## [What the exercise asks]
Transcribe the entries below character for character, from the first line through the line that contains "product-name[interactable]: Bikini Wow". Include both of those lines.

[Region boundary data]
>> start
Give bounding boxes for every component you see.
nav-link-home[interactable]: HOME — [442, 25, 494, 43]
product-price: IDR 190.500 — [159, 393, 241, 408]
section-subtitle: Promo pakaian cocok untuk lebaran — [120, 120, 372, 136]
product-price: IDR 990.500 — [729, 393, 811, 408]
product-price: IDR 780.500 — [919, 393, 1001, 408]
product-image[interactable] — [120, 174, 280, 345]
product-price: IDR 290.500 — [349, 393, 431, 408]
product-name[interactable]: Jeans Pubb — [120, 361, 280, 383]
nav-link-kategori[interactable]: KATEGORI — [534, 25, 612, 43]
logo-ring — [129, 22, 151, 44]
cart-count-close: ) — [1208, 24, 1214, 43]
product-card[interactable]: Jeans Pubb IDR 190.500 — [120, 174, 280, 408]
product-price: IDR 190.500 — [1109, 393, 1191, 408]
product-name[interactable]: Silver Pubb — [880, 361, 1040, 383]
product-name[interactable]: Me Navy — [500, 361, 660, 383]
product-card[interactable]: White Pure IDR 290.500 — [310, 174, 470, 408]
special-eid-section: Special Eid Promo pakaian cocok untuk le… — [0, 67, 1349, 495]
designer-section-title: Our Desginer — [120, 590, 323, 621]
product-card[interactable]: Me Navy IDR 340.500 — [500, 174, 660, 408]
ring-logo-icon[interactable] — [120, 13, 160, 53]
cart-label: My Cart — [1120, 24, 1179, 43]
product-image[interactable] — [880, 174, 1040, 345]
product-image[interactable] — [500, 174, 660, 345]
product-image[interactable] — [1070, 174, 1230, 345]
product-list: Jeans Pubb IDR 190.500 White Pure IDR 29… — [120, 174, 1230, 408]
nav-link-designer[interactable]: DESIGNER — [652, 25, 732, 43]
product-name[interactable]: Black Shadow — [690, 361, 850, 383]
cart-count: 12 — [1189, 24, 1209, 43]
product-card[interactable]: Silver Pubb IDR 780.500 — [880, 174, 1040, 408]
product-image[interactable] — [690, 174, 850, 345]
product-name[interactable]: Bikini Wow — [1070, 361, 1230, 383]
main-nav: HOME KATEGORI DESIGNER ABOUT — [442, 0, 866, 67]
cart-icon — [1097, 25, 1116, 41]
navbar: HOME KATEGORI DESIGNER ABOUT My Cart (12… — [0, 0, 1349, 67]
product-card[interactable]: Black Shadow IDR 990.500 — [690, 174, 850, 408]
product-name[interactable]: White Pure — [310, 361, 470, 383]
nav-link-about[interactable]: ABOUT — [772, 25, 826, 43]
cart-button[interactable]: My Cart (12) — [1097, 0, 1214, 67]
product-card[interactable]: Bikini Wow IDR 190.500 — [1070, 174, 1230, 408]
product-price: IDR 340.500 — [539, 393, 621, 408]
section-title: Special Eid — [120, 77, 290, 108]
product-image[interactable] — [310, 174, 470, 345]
>> end
## [Solution for this task]
Give bounding boxes for every component you see.
nav-link-home[interactable]: HOME — [442, 25, 494, 43]
product-price: IDR 190.500 — [159, 393, 241, 408]
section-subtitle: Promo pakaian cocok untuk lebaran — [120, 120, 372, 136]
product-price: IDR 990.500 — [729, 393, 811, 408]
product-price: IDR 780.500 — [919, 393, 1001, 408]
product-image[interactable] — [120, 174, 280, 345]
product-price: IDR 290.500 — [349, 393, 431, 408]
product-name[interactable]: Jeans Pubb — [120, 361, 280, 383]
nav-link-kategori[interactable]: KATEGORI — [534, 25, 612, 43]
logo-ring — [129, 22, 151, 44]
cart-count-close: ) — [1208, 24, 1214, 43]
product-card[interactable]: Jeans Pubb IDR 190.500 — [120, 174, 280, 408]
product-price: IDR 190.500 — [1109, 393, 1191, 408]
product-name[interactable]: Silver Pubb — [880, 361, 1040, 383]
product-name[interactable]: Me Navy — [500, 361, 660, 383]
product-card[interactable]: White Pure IDR 290.500 — [310, 174, 470, 408]
special-eid-section: Special Eid Promo pakaian cocok untuk le… — [0, 67, 1349, 495]
designer-section-title: Our Desginer — [120, 590, 323, 621]
product-card[interactable]: Me Navy IDR 340.500 — [500, 174, 660, 408]
ring-logo-icon[interactable] — [120, 13, 160, 53]
cart-label: My Cart — [1120, 24, 1179, 43]
product-image[interactable] — [880, 174, 1040, 345]
product-image[interactable] — [500, 174, 660, 345]
product-image[interactable] — [1070, 174, 1230, 345]
product-list: Jeans Pubb IDR 190.500 White Pure IDR 29… — [120, 174, 1230, 408]
nav-link-designer[interactable]: DESIGNER — [652, 25, 732, 43]
product-name[interactable]: Black Shadow — [690, 361, 850, 383]
cart-count: 12 — [1189, 24, 1209, 43]
product-card[interactable]: Silver Pubb IDR 780.500 — [880, 174, 1040, 408]
product-image[interactable] — [690, 174, 850, 345]
product-name[interactable]: Bikini Wow — [1070, 361, 1230, 383]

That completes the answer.